─── EXTRAIT DU TEXTE

Il y a plus de trente ans, dans un article sur « Le rôle et l’importance des mouvements en psychologie »[1], j’avais essayé de signaler cette lacune. Mes remarques, sur ce sujet, me semblent aujourd’hui bien timides et bien insuffisantes. Beaucoup a été fait depuis dans cette direction.
Plusieurs fois je me suis demandé s’il n’y aurait pas lieu d’écrire un livre qui, sous le titre de « Psychologie des mouvements, » étudierait isolément et exclusivement les éléments de nature motrice dans toutes les manifestations de la conscience. Tous les traités didactiques de psychologie consacrent des chapitres aux instincts, aux tendances, à l’activité volontaire, aux mouvements qui expriment les émotions : dans notre livre supposé, on ferait davantage. On aurait à étudier les mouvements dans les perceptions, les images, les concepts, les opérations logiques, dans la genèse des sentiments, dans les formes multiples de la « facultas signatrix », car le mouvement est dans tout, partout, et peut être la base de tout.

──────

• EXERCICES:
1. Reproduisez le passage du texte sur la psychologie des mouvements compris entre "Il y a plus" et "dans cette direction." inclus.
2. Dans le texte sur la psychologie des mouvements, relevez tous les sujets auxquels les traités didactiques de psychologie consacrent des chapitres.

─── EXTRAITS DES ENTRÉES

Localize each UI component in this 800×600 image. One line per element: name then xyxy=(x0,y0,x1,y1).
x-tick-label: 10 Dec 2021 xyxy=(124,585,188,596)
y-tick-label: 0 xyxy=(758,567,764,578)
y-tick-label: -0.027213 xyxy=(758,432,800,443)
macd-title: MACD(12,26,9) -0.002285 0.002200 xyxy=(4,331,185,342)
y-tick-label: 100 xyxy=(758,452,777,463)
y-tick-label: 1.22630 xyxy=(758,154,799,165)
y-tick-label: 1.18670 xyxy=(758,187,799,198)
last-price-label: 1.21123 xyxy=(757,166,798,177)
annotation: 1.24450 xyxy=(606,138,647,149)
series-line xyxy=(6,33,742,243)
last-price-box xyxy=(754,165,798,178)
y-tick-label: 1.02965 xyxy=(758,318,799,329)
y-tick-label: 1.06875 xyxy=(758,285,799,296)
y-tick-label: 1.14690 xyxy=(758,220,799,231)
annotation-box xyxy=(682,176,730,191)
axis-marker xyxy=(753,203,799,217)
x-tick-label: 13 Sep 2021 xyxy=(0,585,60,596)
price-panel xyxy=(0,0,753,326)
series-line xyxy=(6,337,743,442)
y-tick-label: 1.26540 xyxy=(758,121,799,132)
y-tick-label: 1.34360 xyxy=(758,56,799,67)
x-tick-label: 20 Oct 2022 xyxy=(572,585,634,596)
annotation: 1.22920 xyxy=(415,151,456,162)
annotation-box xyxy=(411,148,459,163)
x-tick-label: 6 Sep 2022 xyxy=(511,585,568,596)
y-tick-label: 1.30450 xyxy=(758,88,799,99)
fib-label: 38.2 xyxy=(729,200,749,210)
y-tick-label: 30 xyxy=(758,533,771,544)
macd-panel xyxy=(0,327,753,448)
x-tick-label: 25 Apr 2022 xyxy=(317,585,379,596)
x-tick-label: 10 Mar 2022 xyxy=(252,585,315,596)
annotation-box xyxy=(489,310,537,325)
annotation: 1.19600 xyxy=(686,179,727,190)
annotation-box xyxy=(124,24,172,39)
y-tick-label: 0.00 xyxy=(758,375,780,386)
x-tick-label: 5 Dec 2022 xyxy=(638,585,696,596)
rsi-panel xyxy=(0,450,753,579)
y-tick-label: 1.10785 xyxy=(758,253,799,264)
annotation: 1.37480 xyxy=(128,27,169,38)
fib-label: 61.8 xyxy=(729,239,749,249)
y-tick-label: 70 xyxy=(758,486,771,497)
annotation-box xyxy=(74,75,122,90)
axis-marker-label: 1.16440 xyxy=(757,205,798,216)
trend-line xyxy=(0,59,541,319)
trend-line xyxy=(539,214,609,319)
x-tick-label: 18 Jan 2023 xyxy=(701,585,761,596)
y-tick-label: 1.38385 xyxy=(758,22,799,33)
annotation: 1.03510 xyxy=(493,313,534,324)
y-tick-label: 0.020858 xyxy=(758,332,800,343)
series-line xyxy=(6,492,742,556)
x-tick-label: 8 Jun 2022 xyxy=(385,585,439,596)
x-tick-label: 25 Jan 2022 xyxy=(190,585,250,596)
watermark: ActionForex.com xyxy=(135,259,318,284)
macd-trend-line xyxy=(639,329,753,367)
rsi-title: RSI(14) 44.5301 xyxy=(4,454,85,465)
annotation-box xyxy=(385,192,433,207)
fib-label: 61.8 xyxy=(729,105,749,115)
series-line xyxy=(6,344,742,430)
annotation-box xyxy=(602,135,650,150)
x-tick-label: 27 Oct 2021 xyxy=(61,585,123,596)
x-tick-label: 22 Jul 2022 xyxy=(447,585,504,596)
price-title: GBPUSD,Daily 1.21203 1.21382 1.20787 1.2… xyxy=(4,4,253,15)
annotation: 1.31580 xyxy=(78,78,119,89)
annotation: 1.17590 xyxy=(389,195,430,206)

──────

• CORRIGÉS:
1.
Il y a plus de trente ans, dans un article sur « Le rôle et l’importance des mouvements en psychologie »[1], j’avais essayé de signaler cette lacune. Mes remarques, sur ce sujet, me semblent aujourd’hui bien timides et bien insuffisantes. Beaucoup a été fait depuis dans cette direction.

2.
- les instincts
- les tendances
- l'activité volontaire
- les mouvements qui expriment les émotions